>> Begin RECORDS TO PROCESS

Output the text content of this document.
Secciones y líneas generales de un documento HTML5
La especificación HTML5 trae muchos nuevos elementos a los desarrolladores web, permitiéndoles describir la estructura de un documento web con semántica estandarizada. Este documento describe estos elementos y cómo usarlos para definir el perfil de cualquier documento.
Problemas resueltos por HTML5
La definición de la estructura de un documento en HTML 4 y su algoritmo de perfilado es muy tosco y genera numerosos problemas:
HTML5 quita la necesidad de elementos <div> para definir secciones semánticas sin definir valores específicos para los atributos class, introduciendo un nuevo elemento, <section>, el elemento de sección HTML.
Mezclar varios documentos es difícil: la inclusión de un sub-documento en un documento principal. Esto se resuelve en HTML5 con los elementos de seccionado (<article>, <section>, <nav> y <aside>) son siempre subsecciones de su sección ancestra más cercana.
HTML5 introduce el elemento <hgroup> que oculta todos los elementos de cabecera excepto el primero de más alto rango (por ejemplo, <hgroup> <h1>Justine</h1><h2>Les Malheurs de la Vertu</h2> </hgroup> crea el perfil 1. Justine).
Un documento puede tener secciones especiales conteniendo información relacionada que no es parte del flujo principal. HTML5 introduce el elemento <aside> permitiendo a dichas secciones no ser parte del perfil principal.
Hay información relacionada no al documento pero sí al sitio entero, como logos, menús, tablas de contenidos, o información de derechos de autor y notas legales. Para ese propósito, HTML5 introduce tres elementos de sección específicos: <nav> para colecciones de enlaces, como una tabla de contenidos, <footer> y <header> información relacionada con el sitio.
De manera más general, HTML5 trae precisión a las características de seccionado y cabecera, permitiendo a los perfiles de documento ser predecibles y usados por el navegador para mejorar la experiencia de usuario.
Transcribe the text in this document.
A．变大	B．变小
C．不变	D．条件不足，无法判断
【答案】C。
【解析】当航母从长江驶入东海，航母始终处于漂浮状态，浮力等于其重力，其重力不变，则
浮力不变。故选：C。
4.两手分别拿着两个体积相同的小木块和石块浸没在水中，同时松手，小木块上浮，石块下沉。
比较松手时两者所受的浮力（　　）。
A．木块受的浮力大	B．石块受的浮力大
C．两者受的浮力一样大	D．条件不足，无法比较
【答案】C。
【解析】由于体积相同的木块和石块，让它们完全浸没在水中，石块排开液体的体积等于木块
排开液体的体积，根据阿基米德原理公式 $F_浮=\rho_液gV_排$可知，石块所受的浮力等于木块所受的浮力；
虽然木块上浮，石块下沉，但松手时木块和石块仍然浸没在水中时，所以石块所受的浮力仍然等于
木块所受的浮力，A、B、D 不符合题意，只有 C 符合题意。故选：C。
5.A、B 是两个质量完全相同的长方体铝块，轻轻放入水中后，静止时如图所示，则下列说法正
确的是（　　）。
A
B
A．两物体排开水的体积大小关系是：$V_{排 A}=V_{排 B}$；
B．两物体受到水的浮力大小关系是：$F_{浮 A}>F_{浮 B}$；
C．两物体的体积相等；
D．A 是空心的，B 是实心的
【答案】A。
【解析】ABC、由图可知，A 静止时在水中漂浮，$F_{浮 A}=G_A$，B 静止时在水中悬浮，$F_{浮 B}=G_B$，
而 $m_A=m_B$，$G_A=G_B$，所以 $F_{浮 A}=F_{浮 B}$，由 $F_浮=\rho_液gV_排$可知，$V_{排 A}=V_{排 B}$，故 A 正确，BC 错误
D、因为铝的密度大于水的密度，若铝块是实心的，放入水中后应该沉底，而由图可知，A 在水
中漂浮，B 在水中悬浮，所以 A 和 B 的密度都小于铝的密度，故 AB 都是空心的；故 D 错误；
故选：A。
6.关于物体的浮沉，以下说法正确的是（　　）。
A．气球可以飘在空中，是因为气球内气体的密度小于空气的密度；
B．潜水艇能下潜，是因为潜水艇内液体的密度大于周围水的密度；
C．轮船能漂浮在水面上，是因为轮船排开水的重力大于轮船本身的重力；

>> End RECORDS TO PROCESS

GOAL: Output each entry precisely as given.

WORKED SOLUTION:
Output the text content of this document.
Secciones y líneas generales de un documento HTML5
La especificación HTML5 trae muchos nuevos elementos a los desarrolladores web, permitiéndoles describir la estructura de un documento web con semántica estandarizada. Este documento describe estos elementos y cómo usarlos para definir el perfil de cualquier documento.
Problemas resueltos por HTML5
La definición de la estructura de un documento en HTML 4 y su algoritmo de perfilado es muy tosco y genera numerosos problemas:
HTML5 quita la necesidad de elementos <div> para definir secciones semánticas sin definir valores específicos para los atributos class, introduciendo un nuevo elemento, <section>, el elemento de sección HTML.
Mezclar varios documentos es difícil: la inclusión de un sub-documento en un documento principal. Esto se resuelve en HTML5 con los elementos de seccionado (<article>, <section>, <nav> y <aside>) son siempre subsecciones de su sección ancestra más cercana.
HTML5 introduce el elemento <hgroup> que oculta todos los elementos de cabecera excepto el primero de más alto rango (por ejemplo, <hgroup> <h1>Justine</h1><h2>Les Malheurs de la Vertu</h2> </hgroup> crea el perfil 1. Justine).
Un documento puede tener secciones especiales conteniendo información relacionada que no es parte del flujo principal. HTML5 introduce el elemento <aside> permitiendo a dichas secciones no ser parte del perfil principal.
Hay información relacionada no al documento pero sí al sitio entero, como logos, menús, tablas de contenidos, o información de derechos de autor y notas legales. Para ese propósito, HTML5 introduce tres elementos de sección específicos: <nav> para colecciones de enlaces, como una tabla de contenidos, <footer> y <header> información relacionada con el sitio.
De manera más general, HTML5 trae precisión a las características de seccionado y cabecera, permitiendo a los perfiles de documento ser predecibles y usados por el navegador para mejorar la experiencia de usuario.
Transcribe the text in this document.
A．变大	B．变小
C．不变	D．条件不足，无法判断
【答案】C。
【解析】当航母从长江驶入东海，航母始终处于漂浮状态，浮力等于其重力，其重力不变，则
浮力不变。故选：C。
4.两手分别拿着两个体积相同的小木块和石块浸没在水中，同时松手，小木块上浮，石块下沉。
比较松手时两者所受的浮力（　　）。
A．木块受的浮力大	B．石块受的浮力大
C．两者受的浮力一样大	D．条件不足，无法比较
【答案】C。
【解析】由于体积相同的木块和石块，让它们完全浸没在水中，石块排开液体的体积等于木块
排开液体的体积，根据阿基米德原理公式 $F_浮=\rho_液gV_排$可知，石块所受的浮力等于木块所受的浮力；
虽然木块上浮，石块下沉，但松手时木块和石块仍然浸没在水中时，所以石块所受的浮力仍然等于
木块所受的浮力，A、B、D 不符合题意，只有 C 符合题意。故选：C。
5.A、B 是两个质量完全相同的长方体铝块，轻轻放入水中后，静止时如图所示，则下列说法正
确的是（　　）。
A
B
A．两物体排开水的体积大小关系是：$V_{排 A}=V_{排 B}$；
B．两物体受到水的浮力大小关系是：$F_{浮 A}>F_{浮 B}$；
C．两物体的体积相等；
D．A 是空心的，B 是实心的
【答案】A。
【解析】ABC、由图可知，A 静止时在水中漂浮，$F_{浮 A}=G_A$，B 静止时在水中悬浮，$F_{浮 B}=G_B$，
而 $m_A=m_B$，$G_A=G_B$，所以 $F_{浮 A}=F_{浮 B}$，由 $F_浮=\rho_液gV_排$可知，$V_{排 A}=V_{排 B}$，故 A 正确，BC 错误
D、因为铝的密度大于水的密度，若铝块是实心的，放入水中后应该沉底，而由图可知，A 在水
中漂浮，B 在水中悬浮，所以 A 和 B 的密度都小于铝的密度，故 AB 都是空心的；故 D 错误；
故选：A。
6.关于物体的浮沉，以下说法正确的是（　　）。
A．气球可以飘在空中，是因为气球内气体的密度小于空气的密度；
B．潜水艇能下潜，是因为潜水艇内液体的密度大于周围水的密度；
C．轮船能漂浮在水面上，是因为轮船排开水的重力大于轮船本身的重力；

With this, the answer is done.